§ Your goal:
Nothing other than the lines from the one containing "Give me the" through the close of the entries below should be printed, each exactly.

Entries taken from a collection
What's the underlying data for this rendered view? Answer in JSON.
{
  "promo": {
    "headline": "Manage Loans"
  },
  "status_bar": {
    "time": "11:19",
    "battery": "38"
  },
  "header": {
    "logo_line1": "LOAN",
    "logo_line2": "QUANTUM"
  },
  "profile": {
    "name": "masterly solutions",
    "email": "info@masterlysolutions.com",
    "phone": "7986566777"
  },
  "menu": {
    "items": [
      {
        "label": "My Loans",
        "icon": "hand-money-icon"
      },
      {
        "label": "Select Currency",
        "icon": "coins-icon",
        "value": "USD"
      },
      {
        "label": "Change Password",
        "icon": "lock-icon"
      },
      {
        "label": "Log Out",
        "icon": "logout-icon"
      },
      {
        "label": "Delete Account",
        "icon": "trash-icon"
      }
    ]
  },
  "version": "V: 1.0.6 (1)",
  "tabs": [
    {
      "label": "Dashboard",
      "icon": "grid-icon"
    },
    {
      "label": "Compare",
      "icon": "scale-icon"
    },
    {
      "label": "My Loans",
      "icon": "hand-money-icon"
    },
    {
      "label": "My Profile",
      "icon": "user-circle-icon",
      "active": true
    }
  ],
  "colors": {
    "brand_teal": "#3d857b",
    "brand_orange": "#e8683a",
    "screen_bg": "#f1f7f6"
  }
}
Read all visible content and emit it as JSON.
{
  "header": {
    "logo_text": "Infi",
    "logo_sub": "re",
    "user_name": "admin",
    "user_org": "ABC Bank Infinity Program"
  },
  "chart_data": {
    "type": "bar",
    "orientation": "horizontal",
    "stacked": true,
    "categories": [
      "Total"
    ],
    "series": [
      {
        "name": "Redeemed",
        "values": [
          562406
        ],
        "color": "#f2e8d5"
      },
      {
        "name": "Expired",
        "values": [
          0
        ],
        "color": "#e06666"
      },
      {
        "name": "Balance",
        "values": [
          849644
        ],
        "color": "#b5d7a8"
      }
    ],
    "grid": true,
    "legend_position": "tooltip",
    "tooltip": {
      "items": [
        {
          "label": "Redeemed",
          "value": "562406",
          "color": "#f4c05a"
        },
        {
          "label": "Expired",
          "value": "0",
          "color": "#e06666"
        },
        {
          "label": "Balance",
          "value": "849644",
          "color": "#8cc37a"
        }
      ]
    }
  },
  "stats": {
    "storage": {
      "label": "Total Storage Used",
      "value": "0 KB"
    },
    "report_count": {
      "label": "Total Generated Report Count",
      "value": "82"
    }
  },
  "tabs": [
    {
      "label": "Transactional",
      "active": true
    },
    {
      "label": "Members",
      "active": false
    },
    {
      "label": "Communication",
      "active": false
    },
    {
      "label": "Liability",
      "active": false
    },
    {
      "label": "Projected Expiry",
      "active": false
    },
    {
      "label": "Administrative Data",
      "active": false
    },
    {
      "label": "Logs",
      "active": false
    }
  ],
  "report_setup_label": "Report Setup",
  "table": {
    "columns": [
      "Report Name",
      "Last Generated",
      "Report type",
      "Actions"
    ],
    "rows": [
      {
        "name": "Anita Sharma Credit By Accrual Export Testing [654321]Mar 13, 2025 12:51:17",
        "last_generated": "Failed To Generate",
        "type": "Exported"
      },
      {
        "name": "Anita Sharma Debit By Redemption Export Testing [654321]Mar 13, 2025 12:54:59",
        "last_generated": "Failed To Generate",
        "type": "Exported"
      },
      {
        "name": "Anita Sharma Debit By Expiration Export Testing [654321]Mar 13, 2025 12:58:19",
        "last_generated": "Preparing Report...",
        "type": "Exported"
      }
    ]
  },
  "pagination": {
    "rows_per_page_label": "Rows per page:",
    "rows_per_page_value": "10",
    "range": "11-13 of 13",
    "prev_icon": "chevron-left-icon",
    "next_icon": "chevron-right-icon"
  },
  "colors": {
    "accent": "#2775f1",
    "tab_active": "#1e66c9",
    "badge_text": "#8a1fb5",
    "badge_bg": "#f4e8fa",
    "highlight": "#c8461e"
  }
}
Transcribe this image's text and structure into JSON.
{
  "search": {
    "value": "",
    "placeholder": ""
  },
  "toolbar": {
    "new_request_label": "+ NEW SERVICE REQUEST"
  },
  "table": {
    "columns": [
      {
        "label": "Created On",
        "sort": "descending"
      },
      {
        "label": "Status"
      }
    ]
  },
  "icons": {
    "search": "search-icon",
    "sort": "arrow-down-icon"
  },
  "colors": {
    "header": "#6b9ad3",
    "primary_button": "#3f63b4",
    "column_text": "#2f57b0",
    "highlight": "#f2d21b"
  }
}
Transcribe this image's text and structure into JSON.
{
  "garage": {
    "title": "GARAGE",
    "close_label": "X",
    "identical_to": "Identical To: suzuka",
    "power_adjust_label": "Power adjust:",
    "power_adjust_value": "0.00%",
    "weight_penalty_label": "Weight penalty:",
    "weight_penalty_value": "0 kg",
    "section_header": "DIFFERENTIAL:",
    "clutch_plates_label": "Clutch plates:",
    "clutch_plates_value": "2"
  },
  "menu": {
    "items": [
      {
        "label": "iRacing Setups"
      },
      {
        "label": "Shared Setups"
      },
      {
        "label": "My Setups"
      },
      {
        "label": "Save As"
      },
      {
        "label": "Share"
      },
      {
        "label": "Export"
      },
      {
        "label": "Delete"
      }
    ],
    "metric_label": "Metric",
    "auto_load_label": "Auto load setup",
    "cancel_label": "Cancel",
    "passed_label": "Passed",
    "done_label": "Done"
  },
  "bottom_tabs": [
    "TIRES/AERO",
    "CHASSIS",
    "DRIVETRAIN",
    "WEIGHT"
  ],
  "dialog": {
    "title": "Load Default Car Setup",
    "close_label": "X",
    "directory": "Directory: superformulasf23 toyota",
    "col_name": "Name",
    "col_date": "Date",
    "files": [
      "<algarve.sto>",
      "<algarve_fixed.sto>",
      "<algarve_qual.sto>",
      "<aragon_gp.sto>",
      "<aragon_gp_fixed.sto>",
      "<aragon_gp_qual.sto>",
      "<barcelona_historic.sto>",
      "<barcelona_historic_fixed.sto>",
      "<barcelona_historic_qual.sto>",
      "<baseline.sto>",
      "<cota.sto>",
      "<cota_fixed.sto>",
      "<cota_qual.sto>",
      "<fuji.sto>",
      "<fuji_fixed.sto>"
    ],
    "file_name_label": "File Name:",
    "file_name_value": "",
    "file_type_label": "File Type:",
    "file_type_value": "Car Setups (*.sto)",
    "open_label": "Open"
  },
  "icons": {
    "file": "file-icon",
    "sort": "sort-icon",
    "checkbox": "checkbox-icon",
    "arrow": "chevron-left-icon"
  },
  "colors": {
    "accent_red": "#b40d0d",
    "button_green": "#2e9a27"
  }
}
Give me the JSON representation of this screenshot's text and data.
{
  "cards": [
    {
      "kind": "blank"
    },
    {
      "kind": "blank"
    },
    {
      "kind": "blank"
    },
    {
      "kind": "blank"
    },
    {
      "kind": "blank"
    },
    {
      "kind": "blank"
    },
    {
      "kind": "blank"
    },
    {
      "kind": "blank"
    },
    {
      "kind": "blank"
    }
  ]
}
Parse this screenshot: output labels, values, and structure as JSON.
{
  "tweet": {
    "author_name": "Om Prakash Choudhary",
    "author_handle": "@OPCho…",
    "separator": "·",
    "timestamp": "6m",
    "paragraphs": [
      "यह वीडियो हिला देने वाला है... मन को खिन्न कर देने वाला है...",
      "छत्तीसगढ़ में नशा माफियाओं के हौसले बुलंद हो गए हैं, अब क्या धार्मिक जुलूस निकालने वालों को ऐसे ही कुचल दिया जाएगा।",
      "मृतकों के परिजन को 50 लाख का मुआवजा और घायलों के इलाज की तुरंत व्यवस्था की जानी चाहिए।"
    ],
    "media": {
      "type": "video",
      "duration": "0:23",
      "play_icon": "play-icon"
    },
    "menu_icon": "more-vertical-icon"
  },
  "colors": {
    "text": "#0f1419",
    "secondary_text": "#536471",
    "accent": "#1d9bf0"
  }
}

§ The output:
Give me the JSON representation of this screenshot's text and data.
{
  "cards": [
    {
      "kind": "blank"
    },
    {
      "kind": "blank"
    },
    {
      "kind": "blank"
    },
    {
      "kind": "blank"
    },
    {
      "kind": "blank"
    },
    {
      "kind": "blank"
    },
    {
      "kind": "blank"
    },
    {
      "kind": "blank"
    },
    {
      "kind": "blank"
    }
  ]
}
Parse this screenshot: output labels, values, and structure as JSON.
{
  "tweet": {
    "author_name": "Om Prakash Choudhary",
    "author_handle": "@OPCho…",
    "separator": "·",
    "timestamp": "6m",
    "paragraphs": [
      "यह वीडियो हिला देने वाला है... मन को खिन्न कर देने वाला है...",
      "छत्तीसगढ़ में नशा माफियाओं के हौसले बुलंद हो गए हैं, अब क्या धार्मिक जुलूस निकालने वालों को ऐसे ही कुचल दिया जाएगा।",
      "मृतकों के परिजन को 50 लाख का मुआवजा और घायलों के इलाज की तुरंत व्यवस्था की जानी चाहिए।"
    ],
    "media": {
      "type": "video",
      "duration": "0:23",
      "play_icon": "play-icon"
    },
    "menu_icon": "more-vertical-icon"
  },
  "colors": {
    "text": "#0f1419",
    "secondary_text": "#536471",
    "accent": "#1d9bf0"
  }
}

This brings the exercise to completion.